Find the proper function to apply to each statistical and column block pairing and use the metadata associated with each column block for the function's arguments

app_methods(agg, column, week, group, data, totals, filter = NA)

Arguments

agg

the statistic to apply given the block name

column

the column to apply that statistic too, and class of the column dictated by the data frame it came from

week

the week if needed for calculation

group

whether to perform a group_by and if so by which column

data

the dataset to perform all functions on

totals

the totals data frame that contains denominator N's use when calculating column percentages

filter

a string denoting the additional filter to apply to the dataset

Value

the table corresponding to the proper function to perform given the supplied column. This is used within a map to apply to all blocks inside the table generator module.

Examples

if(interactive()){
  data(example_dat1, package = "tidyCDISC")

_RECORD SET_:
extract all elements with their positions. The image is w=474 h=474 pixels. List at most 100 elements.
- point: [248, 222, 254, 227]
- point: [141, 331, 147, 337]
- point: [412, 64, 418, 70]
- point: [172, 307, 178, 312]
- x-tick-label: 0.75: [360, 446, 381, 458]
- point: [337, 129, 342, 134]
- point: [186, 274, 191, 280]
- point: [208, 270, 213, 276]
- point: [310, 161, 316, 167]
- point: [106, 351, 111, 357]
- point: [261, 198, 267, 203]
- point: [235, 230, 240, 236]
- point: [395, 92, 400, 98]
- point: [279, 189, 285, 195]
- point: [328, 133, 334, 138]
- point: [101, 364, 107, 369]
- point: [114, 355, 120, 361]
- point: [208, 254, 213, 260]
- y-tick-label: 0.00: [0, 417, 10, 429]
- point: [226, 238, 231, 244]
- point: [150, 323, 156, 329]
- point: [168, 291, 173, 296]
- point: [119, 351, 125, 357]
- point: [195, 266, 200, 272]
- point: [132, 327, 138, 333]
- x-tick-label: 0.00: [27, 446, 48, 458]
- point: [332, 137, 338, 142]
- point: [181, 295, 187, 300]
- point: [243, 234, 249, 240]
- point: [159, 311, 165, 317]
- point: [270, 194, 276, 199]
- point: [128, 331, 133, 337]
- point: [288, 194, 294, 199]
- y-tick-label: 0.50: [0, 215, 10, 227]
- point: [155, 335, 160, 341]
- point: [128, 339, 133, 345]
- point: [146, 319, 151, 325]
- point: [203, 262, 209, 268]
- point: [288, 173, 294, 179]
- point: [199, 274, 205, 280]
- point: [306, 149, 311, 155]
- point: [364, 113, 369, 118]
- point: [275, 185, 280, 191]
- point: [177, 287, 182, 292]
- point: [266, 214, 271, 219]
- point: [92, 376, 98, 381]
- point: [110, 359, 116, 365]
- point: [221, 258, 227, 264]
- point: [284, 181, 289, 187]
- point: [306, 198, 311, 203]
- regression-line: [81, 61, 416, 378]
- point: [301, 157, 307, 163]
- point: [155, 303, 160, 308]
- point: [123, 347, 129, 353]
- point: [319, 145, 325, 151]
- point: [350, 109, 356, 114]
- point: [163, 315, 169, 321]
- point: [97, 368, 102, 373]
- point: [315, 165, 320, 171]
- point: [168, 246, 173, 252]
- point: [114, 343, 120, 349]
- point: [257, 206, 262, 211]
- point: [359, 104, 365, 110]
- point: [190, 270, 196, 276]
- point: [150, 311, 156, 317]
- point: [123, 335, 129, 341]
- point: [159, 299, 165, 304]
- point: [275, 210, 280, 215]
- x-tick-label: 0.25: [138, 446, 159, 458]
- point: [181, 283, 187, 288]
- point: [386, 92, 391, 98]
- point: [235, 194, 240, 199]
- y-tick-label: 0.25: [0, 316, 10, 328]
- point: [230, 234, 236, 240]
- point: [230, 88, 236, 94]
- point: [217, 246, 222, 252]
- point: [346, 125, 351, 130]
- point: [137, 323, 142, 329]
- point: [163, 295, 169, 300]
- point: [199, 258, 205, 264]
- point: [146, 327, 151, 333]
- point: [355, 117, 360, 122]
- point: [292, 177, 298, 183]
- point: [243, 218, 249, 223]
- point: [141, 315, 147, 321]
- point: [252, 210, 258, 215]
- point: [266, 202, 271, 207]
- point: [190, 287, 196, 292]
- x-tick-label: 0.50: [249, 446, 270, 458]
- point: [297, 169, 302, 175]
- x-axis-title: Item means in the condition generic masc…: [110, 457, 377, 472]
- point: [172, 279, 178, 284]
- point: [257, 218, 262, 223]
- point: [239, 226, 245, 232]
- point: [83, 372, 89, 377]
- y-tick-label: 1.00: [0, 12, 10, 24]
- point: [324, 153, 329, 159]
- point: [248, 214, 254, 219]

_ACTIVITY LIST_:
a – According to the app_methods help page, what does the totals argument contain?
b – Please continue the app_methods help page from where it stops.

_ANSWERS BELOW_:
a – The totals data frame that contains the denominator N's used when calculating column percentages.

b –
  # Create non-missing table section
  app_methods("NON_MISSING", 
             structure("USUBJID", class = c("character", "ADSL")), NA, 
             "TRT01P", example_dat1$AE, example_dat1$totals)
            
  # Create ANOVA table section
  app_methods("ANOVA", 
            structure("TEMP", class = c("character", "BDS")), "Week 2", 
            "TRT01P", example_dat1$BDS, example_dat1$totals)

  # Create change table section
  app_methods("CHG", 
            structure("WEIGHT", class = c("character", "BDS")), "Week 12", 
            "TRT01P", example_dat1$BDS, example_dat1$totals)

  # Create mean table section
  app_methods("MEAN", 
            structure("PULSE", class = c("character", "BDS")), "Baseline", 
            "TRT01P", example_dat1$BDS, example_dat1$totals)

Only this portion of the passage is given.